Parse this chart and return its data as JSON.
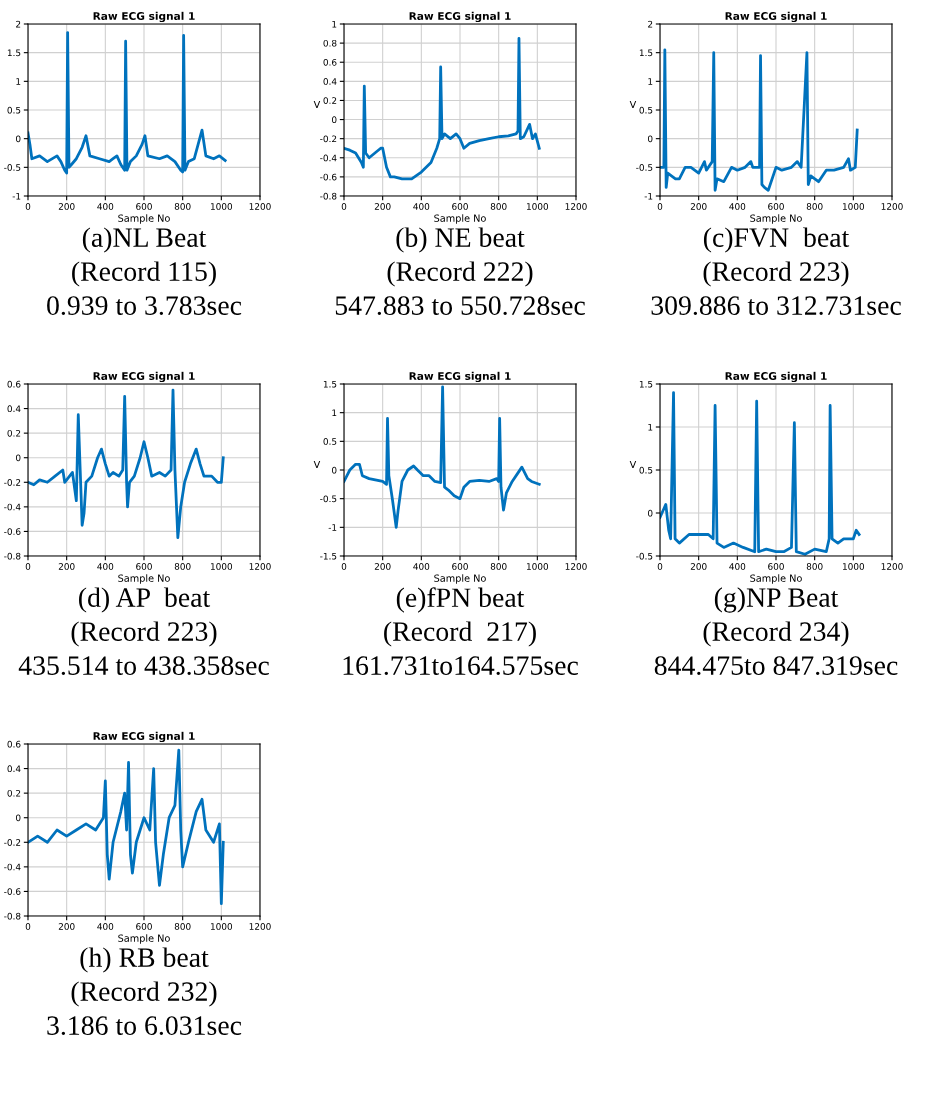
{
  "chart_data": [
    {
      "type": "line",
      "title": "Raw ECG signal 1",
      "xlabel": "Sample No",
      "color": "#0072bd",
      "grid": true,
      "xlim": [
        0,
        1200
      ],
      "xticks": [
        0,
        200,
        400,
        600,
        800,
        1000,
        1200
      ],
      "ylim": [
        -1,
        2
      ],
      "yticks": [
        -1,
        -0.5,
        0,
        0.5,
        1,
        1.5,
        2
      ],
      "annotations": [
        "(a)NL Beat",
        "(Record 115)",
        "0.939 to 3.783sec"
      ],
      "x": [
        0,
        10,
        20,
        60,
        100,
        150,
        170,
        190,
        200,
        205,
        212,
        225,
        250,
        280,
        300,
        320,
        370,
        420,
        440,
        460,
        480,
        500,
        505,
        512,
        530,
        560,
        590,
        605,
        620,
        680,
        720,
        760,
        790,
        800,
        805,
        812,
        830,
        860,
        880,
        900,
        920,
        960,
        990,
        1020
      ],
      "values": [
        0.1,
        -0.1,
        -0.35,
        -0.3,
        -0.4,
        -0.3,
        -0.4,
        -0.55,
        -0.6,
        1.85,
        -0.5,
        -0.45,
        -0.35,
        -0.15,
        0.05,
        -0.3,
        -0.35,
        -0.4,
        -0.35,
        -0.3,
        -0.45,
        -0.55,
        1.7,
        -0.55,
        -0.4,
        -0.3,
        -0.1,
        0.05,
        -0.3,
        -0.35,
        -0.3,
        -0.4,
        -0.55,
        -0.58,
        1.8,
        -0.55,
        -0.4,
        -0.35,
        -0.1,
        0.15,
        -0.3,
        -0.35,
        -0.3,
        -0.38
      ]
    },
    {
      "type": "line",
      "title": "Raw ECG signal 1",
      "xlabel": "Sample No",
      "ylabel": "V",
      "color": "#0072bd",
      "grid": true,
      "xlim": [
        0,
        1200
      ],
      "xticks": [
        0,
        200,
        400,
        600,
        800,
        1000,
        1200
      ],
      "ylim": [
        -0.8,
        1
      ],
      "yticks": [
        -0.8,
        -0.6,
        -0.4,
        -0.2,
        0,
        0.2,
        0.4,
        0.6,
        0.8,
        1
      ],
      "annotations": [
        "(b) NE beat",
        "(Record 222)",
        "547.883 to 550.728sec"
      ],
      "x": [
        0,
        30,
        60,
        90,
        100,
        105,
        112,
        130,
        160,
        190,
        200,
        220,
        240,
        260,
        300,
        350,
        400,
        450,
        480,
        495,
        500,
        507,
        520,
        550,
        580,
        600,
        620,
        650,
        700,
        750,
        800,
        850,
        890,
        900,
        905,
        912,
        930,
        960,
        975,
        990,
        1010
      ],
      "values": [
        -0.3,
        -0.32,
        -0.35,
        -0.45,
        -0.5,
        0.35,
        -0.35,
        -0.4,
        -0.35,
        -0.3,
        -0.3,
        -0.5,
        -0.6,
        -0.6,
        -0.62,
        -0.62,
        -0.55,
        -0.45,
        -0.3,
        -0.2,
        0.55,
        -0.2,
        -0.15,
        -0.2,
        -0.15,
        -0.2,
        -0.3,
        -0.25,
        -0.22,
        -0.2,
        -0.18,
        -0.17,
        -0.15,
        -0.12,
        0.85,
        -0.2,
        -0.18,
        -0.05,
        -0.2,
        -0.15,
        -0.3
      ]
    },
    {
      "type": "line",
      "title": "Raw ECG signal 1",
      "xlabel": "Sample No",
      "ylabel": "V",
      "color": "#0072bd",
      "grid": true,
      "xlim": [
        0,
        1200
      ],
      "xticks": [
        0,
        200,
        400,
        600,
        800,
        1000,
        1200
      ],
      "ylim": [
        -1,
        2
      ],
      "yticks": [
        -1,
        -0.5,
        0,
        0.5,
        1,
        1.5,
        2
      ],
      "annotations": [
        "(c)FVN  beat",
        "(Record 223)",
        "309.886 to 312.731sec"
      ],
      "x": [
        0,
        20,
        25,
        32,
        40,
        80,
        100,
        130,
        160,
        200,
        230,
        240,
        270,
        278,
        285,
        295,
        330,
        370,
        400,
        440,
        470,
        480,
        515,
        520,
        527,
        540,
        560,
        600,
        630,
        680,
        710,
        730,
        760,
        767,
        780,
        820,
        860,
        900,
        950,
        975,
        985,
        1010,
        1020
      ],
      "values": [
        -0.5,
        -0.5,
        1.55,
        -0.85,
        -0.6,
        -0.7,
        -0.7,
        -0.5,
        -0.5,
        -0.6,
        -0.4,
        -0.55,
        -0.4,
        1.5,
        -0.9,
        -0.7,
        -0.75,
        -0.5,
        -0.55,
        -0.5,
        -0.4,
        -0.5,
        -0.5,
        1.45,
        -0.8,
        -0.85,
        -0.9,
        -0.5,
        -0.55,
        -0.5,
        -0.4,
        -0.5,
        1.5,
        -0.8,
        -0.65,
        -0.75,
        -0.55,
        -0.55,
        -0.5,
        -0.35,
        -0.55,
        -0.5,
        0.15
      ]
    },
    {
      "type": "line",
      "title": "Raw ECG signal 1",
      "xlabel": "Sample No",
      "color": "#0072bd",
      "grid": true,
      "xlim": [
        0,
        1200
      ],
      "xticks": [
        0,
        200,
        400,
        600,
        800,
        1000,
        1200
      ],
      "ylim": [
        -0.8,
        0.6
      ],
      "yticks": [
        -0.8,
        -0.6,
        -0.4,
        -0.2,
        0,
        0.2,
        0.4,
        0.6
      ],
      "annotations": [
        "(d) AP  beat",
        "(Record 223)",
        "435.514 to 438.358sec"
      ],
      "x": [
        0,
        30,
        60,
        100,
        140,
        180,
        190,
        230,
        250,
        260,
        270,
        280,
        290,
        300,
        330,
        360,
        380,
        400,
        420,
        440,
        470,
        490,
        500,
        510,
        515,
        525,
        550,
        580,
        600,
        620,
        640,
        680,
        710,
        740,
        750,
        760,
        775,
        790,
        810,
        840,
        870,
        890,
        910,
        950,
        980,
        1000,
        1010
      ],
      "values": [
        -0.2,
        -0.22,
        -0.18,
        -0.2,
        -0.15,
        -0.1,
        -0.2,
        -0.12,
        -0.35,
        0.35,
        -0.1,
        -0.55,
        -0.45,
        -0.2,
        -0.15,
        0.0,
        0.07,
        -0.05,
        -0.15,
        -0.12,
        -0.15,
        -0.1,
        0.5,
        -0.2,
        -0.4,
        -0.2,
        -0.15,
        0.0,
        0.13,
        0.0,
        -0.15,
        -0.12,
        -0.15,
        -0.1,
        0.55,
        -0.1,
        -0.65,
        -0.4,
        -0.2,
        -0.05,
        0.07,
        -0.05,
        -0.15,
        -0.15,
        -0.2,
        -0.2,
        0.0
      ]
    },
    {
      "type": "line",
      "title": "Raw ECG signal 1",
      "xlabel": "Sample No",
      "ylabel": "V",
      "color": "#0072bd",
      "grid": true,
      "xlim": [
        0,
        1200
      ],
      "xticks": [
        0,
        200,
        400,
        600,
        800,
        1000,
        1200
      ],
      "ylim": [
        -1.5,
        1.5
      ],
      "yticks": [
        -1.5,
        -1,
        -0.5,
        0,
        0.5,
        1,
        1.5
      ],
      "annotations": [
        "(e)fPN beat",
        "(Record  217)",
        "161.731to164.575sec"
      ],
      "x": [
        0,
        30,
        60,
        80,
        95,
        130,
        200,
        220,
        225,
        232,
        250,
        270,
        280,
        300,
        330,
        360,
        380,
        410,
        440,
        470,
        500,
        510,
        520,
        540,
        570,
        600,
        620,
        650,
        700,
        750,
        790,
        800,
        805,
        812,
        825,
        840,
        870,
        900,
        920,
        950,
        970,
        1010
      ],
      "values": [
        -0.2,
        0.0,
        0.1,
        0.1,
        -0.1,
        -0.15,
        -0.2,
        -0.25,
        0.9,
        -0.1,
        -0.5,
        -1.0,
        -0.7,
        -0.2,
        0.0,
        0.07,
        0.0,
        -0.1,
        -0.1,
        -0.2,
        -0.22,
        1.45,
        -0.3,
        -0.35,
        -0.45,
        -0.5,
        -0.3,
        -0.2,
        -0.18,
        -0.2,
        -0.15,
        -0.2,
        0.9,
        -0.3,
        -0.7,
        -0.4,
        -0.2,
        -0.05,
        0.05,
        -0.15,
        -0.2,
        -0.25
      ]
    },
    {
      "type": "line",
      "title": "Raw ECG signal 1",
      "xlabel": "Sample No",
      "ylabel": "V",
      "color": "#0072bd",
      "grid": true,
      "xlim": [
        0,
        1200
      ],
      "xticks": [
        0,
        200,
        400,
        600,
        800,
        1000,
        1200
      ],
      "ylim": [
        -0.5,
        1.5
      ],
      "yticks": [
        -0.5,
        0,
        0.5,
        1,
        1.5
      ],
      "annotations": [
        "(g)NP Beat",
        "(Record 234)",
        "844.475to 847.319sec"
      ],
      "x": [
        0,
        20,
        30,
        45,
        55,
        70,
        78,
        100,
        150,
        200,
        250,
        275,
        285,
        295,
        330,
        380,
        430,
        490,
        500,
        510,
        550,
        600,
        640,
        680,
        695,
        705,
        750,
        800,
        860,
        875,
        880,
        890,
        920,
        950,
        970,
        1000,
        1015,
        1030
      ],
      "values": [
        -0.05,
        0.05,
        0.1,
        -0.2,
        -0.3,
        1.4,
        -0.3,
        -0.35,
        -0.25,
        -0.25,
        -0.25,
        -0.3,
        1.25,
        -0.35,
        -0.4,
        -0.35,
        -0.4,
        -0.45,
        1.3,
        -0.45,
        -0.42,
        -0.45,
        -0.45,
        -0.4,
        1.05,
        -0.45,
        -0.48,
        -0.42,
        -0.45,
        -0.3,
        1.25,
        -0.3,
        -0.35,
        -0.3,
        -0.3,
        -0.3,
        -0.2,
        -0.25
      ]
    },
    {
      "type": "line",
      "title": "Raw ECG signal 1",
      "xlabel": "Sample No",
      "color": "#0072bd",
      "grid": true,
      "xlim": [
        0,
        1200
      ],
      "xticks": [
        0,
        200,
        400,
        600,
        800,
        1000,
        1200
      ],
      "ylim": [
        -0.8,
        0.6
      ],
      "yticks": [
        -0.8,
        -0.6,
        -0.4,
        -0.2,
        0,
        0.2,
        0.4,
        0.6
      ],
      "annotations": [
        "(h) RB beat",
        "(Record 232)",
        "3.186 to 6.031sec"
      ],
      "x": [
        0,
        50,
        100,
        150,
        200,
        250,
        300,
        350,
        390,
        400,
        410,
        420,
        440,
        480,
        500,
        510,
        520,
        530,
        540,
        560,
        600,
        630,
        650,
        660,
        680,
        700,
        730,
        760,
        780,
        790,
        800,
        830,
        870,
        900,
        920,
        960,
        990,
        1000,
        1010
      ],
      "values": [
        -0.2,
        -0.15,
        -0.2,
        -0.1,
        -0.15,
        -0.1,
        -0.05,
        -0.1,
        0.0,
        0.3,
        -0.3,
        -0.5,
        -0.2,
        0.05,
        0.2,
        -0.1,
        0.45,
        -0.3,
        -0.45,
        -0.2,
        0.0,
        -0.1,
        0.4,
        -0.2,
        -0.55,
        -0.3,
        0.0,
        0.1,
        0.55,
        -0.1,
        -0.4,
        -0.2,
        0.05,
        0.15,
        -0.1,
        -0.2,
        -0.05,
        -0.7,
        -0.2
      ]
    }
  ]
}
-----
**Goal of the exercise**
Reply with the number of lines in the data that include the string "Record" and nothing else.

**Answer for this exercise**
7